В действительности восторженное легковерие, описанное Холландером, и возмущение, вызванное скверно организованным визитом в какую-нибудь «дыру», которое описывает Семпер, являлись обычными реакциями, отчеты о которых постоянно встречаются в советских архивных источниках. Сама система определения объектов, подходящих для посещения иностранцами (в дополнение к общему кризису деревни после коллективизации), отчасти была причиной некоторых из этих неудач. Списки удобопоказуемых колхозов и совхозов с приложением инструкции о том, как до них добраться, направлялись в ВОКС правлениями этих хозяйств, которые в целом указали десять колхозов и столько же совхозов в Московской области, снабдив список лаконичными примечаниями, как, например: «новый скотный двор по американскому типу», «настроение колхозников — здоровое, бодрое». В мае 1931 года Отдел по приему иностранцев ВОКСа утвердил максимально сокращенный список: «Мы теперь имеем для посещений три колхоза, указанных нам Колхозцентром». Советская деревня была опустошена массовыми высылками раскулаченных в период коллективизации конца 1920-х — начала 1930-х годов. Принимая во внимание природу советской бюрократии, число учреждений, необходимых для выполнения программы посещений, и все ведомственные уровни, через которые должны были пройти рекомендации (от тех, кто инспектировал или хорошо знал колхозы, до Колхозцентра, ВОКСа или «Интуриста» и ниже — до отдельных гидов), не приходится удивляться тому, что и в одобренных к визитам хозяйствах могли обнаружиться условия, далекие от благоприятных. При этом «показательные» колхозы, конечно, сохранялись — так, в 1934 году группа из Австрии посетила «южные плантации, показательные совхозы, колхозы и др. сельскохозяйственные и агрономические заведения»{340}. Отсюда ясно, что небольшое число образцовых объектов выделялось из более широкой группы колхозов, разрешенных к показу иностранцам, — и так же обстояло дело с другими объектами показа. Один гид-переводчик, возивший американцев по голодным селам вокруг Киева в 1934 году, вспоминал, что у него был список из трех презентабельных колхозов и что в каждом случае он должен был за день по плохой телефонной связи предупреждать председателя колхоза о приезде{341}.

————

▶ **Задания**
1. Переведите на английский язык предложение из текста о показе колхозов иностранцам: «Советская деревня была опустошена массовыми высылками раскулаченных в период коллективизации конца 1920-х — начала 1930-х годов.»
2. По тексту о показе колхозов иностранцам, сколько презентабельных колхозов было в списке у гида-переводчика, возившего американцев по селам вокруг Киева в 1934 году?
3. Продолжите текст о показе колхозов иностранцам с того места, где он заканчивается.
Строки с данными для работы не нужны.

▶ **Фрагмент данных**
————

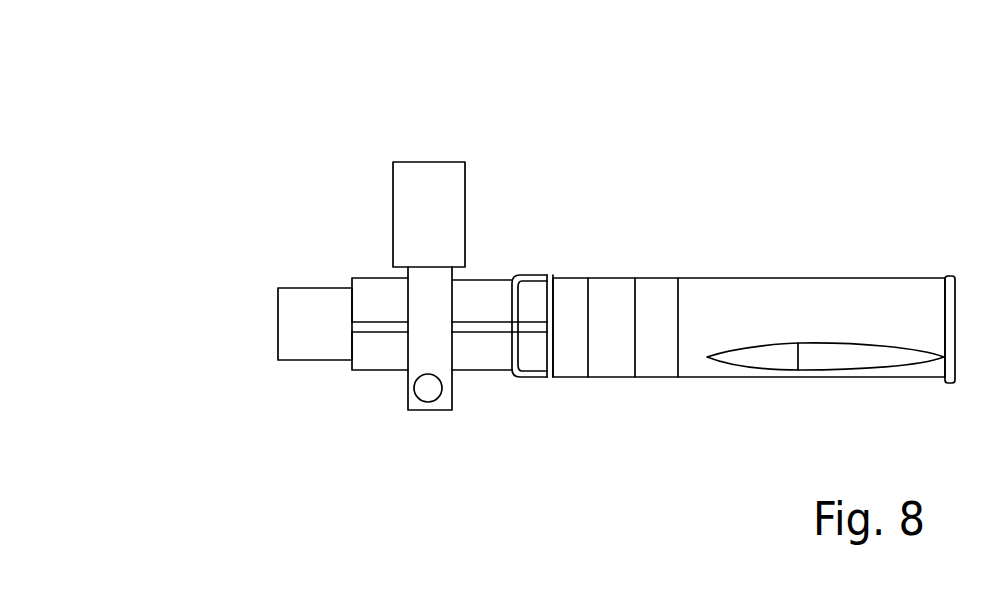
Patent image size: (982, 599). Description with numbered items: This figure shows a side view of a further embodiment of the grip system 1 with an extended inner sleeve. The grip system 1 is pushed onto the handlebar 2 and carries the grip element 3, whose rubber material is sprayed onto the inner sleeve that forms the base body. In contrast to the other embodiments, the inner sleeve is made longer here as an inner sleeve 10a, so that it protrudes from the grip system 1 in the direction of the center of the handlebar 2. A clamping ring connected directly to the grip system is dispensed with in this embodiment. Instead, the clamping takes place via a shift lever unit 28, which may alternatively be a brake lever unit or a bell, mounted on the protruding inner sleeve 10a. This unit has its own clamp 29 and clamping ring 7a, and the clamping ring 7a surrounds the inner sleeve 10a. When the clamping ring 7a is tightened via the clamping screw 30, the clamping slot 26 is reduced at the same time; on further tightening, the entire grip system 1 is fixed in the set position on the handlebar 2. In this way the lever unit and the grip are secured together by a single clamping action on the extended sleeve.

————

▶ **Ответы по заданиям**
1. The Soviet countryside had been devastated by the mass deportations of dekulakized peasants during the collectivization of the late 1920s and early 1930s.

2. Три колхоза.

3.
Среди тысяч иностранных технических экспертов, прибывших в СССР в годы индустриализации, была и небольшая группа специалистов по сельскому хозяйству, помогавших механизировать аграрное производство. Среди них были и американцы, большинство которых служили консультантами в гигантском экспериментальном совхозе «Верблюд» — втором по величине советском государственном сельхозпредприятии, расположенном в 45 километрах к юго-востоку от Харькова. Его огромные сельскохозяйственные угодья в 150 тыс. гектаров, почти вчетверо превосходившие тогдашнюю крупнейшую американскую ферму, поразили иностранных экспертов, увидевших, как доказывает Дебора Фицджеральд, в «огромных советских хозяйствах» «экспериментальные станции, на которых американцы могли бы опробовать свои самые радикальные идеи насчет увеличения аграрного производства». Не только образ советского сельского хозяйства, но и опыт этих экспертов в проведении крайне смелых и масштабных экспериментов в СССР сыграли некоторую роль в индустриализации американской фермы{342}. Интересно, что «Верблюд» также фигурировал в документах и воспоминаниях сотрудников ВОКСа как один из образцовых совхозов, демонстрировавшийся гостям данного учреждения и «Интуриста»; за его состоянием накануне массового голода на Украине в 1932–1933 годах внимательно следили чекисты{343}. В незабываемом описании своего посещения «Верблюда» по линии «Интуриста» в 1932 году Зара Уиткин упоминал отсутствие на рабочем месте начальства, «паралич» полевых работ и «неописуемые» халатность и запустение на машинной станции{344}. Тройная ирония заключалась в том, что советские чиновники избрали инспирированный американским опытом эксперимент для демонстрации его иностранцам в качестве модели коллективизированного сельского хозяйства и там же американские эксперты выдвигали сомнительные теории для применения их в собственной стране, преуменьшая различие между советским и американским сельским хозяйством. При всем том совхоз произвел на американского туриста Уиткина страшное впечатление.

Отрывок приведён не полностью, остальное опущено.